STATED EXERCISE: Find how many lines in the material hold the word "icon", then state that number and nothing more.

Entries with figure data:
---
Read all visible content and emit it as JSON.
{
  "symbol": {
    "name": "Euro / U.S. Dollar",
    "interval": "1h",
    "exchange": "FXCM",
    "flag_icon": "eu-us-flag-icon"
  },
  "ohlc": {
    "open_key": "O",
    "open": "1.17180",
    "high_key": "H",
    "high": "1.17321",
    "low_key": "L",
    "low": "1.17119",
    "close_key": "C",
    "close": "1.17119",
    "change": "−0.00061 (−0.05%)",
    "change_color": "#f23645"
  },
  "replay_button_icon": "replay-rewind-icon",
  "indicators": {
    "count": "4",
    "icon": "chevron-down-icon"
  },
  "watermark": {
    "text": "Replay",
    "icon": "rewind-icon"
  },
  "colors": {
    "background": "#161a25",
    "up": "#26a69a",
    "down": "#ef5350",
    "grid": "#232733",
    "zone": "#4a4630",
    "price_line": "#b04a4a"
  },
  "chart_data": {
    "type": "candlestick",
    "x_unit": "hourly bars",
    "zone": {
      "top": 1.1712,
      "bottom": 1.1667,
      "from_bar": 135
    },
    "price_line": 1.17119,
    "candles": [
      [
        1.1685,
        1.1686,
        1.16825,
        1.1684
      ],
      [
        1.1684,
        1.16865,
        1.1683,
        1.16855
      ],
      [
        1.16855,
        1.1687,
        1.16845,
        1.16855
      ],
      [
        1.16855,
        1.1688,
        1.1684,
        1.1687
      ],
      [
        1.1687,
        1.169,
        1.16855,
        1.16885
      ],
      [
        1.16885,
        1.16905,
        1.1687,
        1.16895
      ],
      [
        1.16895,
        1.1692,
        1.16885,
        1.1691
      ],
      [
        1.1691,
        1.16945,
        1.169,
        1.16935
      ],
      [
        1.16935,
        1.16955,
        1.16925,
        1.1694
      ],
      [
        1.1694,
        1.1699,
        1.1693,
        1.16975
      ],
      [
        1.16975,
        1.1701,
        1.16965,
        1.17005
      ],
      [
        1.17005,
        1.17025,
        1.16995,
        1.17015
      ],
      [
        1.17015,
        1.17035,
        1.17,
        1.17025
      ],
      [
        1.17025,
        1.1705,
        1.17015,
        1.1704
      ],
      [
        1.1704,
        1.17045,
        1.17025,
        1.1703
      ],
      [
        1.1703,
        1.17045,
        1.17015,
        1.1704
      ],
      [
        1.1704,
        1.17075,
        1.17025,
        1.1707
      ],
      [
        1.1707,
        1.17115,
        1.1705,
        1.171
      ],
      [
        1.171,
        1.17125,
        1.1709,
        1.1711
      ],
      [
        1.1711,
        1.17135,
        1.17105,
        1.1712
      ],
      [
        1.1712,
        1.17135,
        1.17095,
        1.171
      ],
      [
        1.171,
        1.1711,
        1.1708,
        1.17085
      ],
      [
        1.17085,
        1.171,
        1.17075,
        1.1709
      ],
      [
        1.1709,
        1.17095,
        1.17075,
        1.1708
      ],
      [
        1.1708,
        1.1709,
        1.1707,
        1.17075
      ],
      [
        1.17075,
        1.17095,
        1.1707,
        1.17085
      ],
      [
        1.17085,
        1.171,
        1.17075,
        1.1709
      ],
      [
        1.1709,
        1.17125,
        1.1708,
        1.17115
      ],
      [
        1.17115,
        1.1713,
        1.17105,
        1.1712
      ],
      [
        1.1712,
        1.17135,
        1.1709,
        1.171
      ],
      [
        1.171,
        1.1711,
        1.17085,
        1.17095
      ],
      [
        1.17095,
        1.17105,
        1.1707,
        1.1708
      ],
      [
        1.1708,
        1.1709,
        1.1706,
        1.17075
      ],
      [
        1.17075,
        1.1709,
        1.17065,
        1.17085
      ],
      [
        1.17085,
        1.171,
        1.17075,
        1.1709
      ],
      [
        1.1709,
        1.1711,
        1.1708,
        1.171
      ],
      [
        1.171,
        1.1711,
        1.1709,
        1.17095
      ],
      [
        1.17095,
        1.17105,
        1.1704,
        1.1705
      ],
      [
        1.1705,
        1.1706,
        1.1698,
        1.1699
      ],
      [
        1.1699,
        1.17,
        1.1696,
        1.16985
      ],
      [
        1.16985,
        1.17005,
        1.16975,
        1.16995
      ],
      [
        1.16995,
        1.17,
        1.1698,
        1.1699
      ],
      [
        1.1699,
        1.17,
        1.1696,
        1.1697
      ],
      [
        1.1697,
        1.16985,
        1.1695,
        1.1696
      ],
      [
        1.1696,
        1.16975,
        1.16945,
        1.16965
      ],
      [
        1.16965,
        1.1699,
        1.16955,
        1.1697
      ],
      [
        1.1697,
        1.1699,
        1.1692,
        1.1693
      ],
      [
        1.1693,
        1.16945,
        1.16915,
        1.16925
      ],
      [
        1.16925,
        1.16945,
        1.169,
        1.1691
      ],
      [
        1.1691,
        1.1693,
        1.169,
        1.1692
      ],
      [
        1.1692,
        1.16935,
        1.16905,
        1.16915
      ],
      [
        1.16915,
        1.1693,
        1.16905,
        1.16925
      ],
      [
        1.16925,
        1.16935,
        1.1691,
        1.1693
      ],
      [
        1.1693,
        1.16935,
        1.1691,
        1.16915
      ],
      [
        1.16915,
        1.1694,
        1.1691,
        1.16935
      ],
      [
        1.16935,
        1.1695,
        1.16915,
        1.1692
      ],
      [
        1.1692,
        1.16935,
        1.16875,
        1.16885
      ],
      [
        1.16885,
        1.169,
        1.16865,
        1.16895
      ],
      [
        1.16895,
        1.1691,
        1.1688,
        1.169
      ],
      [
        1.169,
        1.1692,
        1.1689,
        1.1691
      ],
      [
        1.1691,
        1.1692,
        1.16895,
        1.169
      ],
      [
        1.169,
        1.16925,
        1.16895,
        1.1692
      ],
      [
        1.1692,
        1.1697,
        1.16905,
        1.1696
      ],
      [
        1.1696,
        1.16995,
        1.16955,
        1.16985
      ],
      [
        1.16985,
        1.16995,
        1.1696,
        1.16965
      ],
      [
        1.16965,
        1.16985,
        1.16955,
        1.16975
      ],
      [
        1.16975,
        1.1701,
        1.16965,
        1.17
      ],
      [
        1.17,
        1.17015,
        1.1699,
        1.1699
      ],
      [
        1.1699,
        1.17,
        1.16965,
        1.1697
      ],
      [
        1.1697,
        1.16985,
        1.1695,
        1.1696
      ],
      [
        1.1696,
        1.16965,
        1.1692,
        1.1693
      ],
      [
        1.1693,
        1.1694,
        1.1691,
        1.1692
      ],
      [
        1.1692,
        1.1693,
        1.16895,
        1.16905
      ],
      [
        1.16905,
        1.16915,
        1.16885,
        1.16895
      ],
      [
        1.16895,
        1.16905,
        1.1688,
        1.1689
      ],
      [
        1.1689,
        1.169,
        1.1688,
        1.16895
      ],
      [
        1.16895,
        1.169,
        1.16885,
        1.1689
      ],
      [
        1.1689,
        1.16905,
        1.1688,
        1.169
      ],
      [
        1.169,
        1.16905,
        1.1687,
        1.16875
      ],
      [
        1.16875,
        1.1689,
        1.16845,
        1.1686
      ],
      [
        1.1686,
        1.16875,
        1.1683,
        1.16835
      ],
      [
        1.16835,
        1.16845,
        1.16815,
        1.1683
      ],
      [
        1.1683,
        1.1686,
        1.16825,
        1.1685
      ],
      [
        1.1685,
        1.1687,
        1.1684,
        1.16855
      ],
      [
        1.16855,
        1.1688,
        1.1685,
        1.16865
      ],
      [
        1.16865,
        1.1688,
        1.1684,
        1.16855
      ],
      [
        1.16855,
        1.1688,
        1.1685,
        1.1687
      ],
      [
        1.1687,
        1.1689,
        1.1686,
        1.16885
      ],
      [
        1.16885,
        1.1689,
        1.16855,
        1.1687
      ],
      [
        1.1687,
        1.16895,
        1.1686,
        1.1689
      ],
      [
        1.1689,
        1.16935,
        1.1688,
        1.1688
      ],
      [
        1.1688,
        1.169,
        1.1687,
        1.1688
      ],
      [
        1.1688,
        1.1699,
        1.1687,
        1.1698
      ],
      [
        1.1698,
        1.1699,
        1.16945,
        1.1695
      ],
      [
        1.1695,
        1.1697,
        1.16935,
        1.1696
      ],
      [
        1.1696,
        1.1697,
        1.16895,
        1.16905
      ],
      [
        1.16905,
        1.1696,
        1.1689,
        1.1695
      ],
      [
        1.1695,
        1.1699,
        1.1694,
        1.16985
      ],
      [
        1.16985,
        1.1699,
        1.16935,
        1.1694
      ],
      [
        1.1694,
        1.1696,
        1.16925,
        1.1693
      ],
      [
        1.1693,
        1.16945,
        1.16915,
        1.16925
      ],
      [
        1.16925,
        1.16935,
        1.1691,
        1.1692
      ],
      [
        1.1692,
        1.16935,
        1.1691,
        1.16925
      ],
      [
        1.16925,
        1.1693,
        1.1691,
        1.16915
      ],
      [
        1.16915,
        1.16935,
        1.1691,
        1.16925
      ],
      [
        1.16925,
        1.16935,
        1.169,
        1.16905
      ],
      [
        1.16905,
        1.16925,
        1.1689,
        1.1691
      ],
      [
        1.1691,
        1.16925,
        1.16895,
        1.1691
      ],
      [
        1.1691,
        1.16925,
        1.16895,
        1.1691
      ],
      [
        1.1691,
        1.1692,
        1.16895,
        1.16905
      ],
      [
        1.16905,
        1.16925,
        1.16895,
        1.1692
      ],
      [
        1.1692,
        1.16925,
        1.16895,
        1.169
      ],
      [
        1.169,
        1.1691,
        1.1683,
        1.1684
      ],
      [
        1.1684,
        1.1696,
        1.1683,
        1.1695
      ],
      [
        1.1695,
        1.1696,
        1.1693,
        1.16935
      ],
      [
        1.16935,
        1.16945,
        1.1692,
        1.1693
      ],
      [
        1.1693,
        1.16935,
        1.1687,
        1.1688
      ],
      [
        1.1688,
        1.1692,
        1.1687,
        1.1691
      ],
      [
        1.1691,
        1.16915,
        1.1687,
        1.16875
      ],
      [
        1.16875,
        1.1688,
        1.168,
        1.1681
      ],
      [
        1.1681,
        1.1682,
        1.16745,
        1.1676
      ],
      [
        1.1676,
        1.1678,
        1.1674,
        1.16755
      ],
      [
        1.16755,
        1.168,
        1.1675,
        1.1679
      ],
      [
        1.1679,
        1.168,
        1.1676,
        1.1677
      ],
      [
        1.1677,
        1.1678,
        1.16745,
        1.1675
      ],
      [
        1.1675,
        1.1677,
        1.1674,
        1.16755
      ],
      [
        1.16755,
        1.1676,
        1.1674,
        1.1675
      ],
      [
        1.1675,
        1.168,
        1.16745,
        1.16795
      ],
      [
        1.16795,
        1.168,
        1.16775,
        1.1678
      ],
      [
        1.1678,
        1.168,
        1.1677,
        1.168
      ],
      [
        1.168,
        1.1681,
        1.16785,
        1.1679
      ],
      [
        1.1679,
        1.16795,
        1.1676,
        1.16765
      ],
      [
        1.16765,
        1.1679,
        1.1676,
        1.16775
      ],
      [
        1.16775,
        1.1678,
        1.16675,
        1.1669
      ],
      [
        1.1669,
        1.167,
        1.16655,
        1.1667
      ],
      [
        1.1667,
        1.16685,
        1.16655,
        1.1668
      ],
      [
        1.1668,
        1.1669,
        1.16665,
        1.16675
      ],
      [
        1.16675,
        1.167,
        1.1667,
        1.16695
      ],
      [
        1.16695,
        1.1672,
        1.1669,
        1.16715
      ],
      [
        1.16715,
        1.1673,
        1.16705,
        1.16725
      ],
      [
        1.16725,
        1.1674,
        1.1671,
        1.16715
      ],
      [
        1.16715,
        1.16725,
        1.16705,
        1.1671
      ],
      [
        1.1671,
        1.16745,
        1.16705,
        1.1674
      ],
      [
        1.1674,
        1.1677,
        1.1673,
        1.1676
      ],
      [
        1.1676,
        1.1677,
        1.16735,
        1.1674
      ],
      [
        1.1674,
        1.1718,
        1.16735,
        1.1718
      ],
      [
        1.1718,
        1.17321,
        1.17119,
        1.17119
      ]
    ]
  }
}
---
THE SOLUTION: 4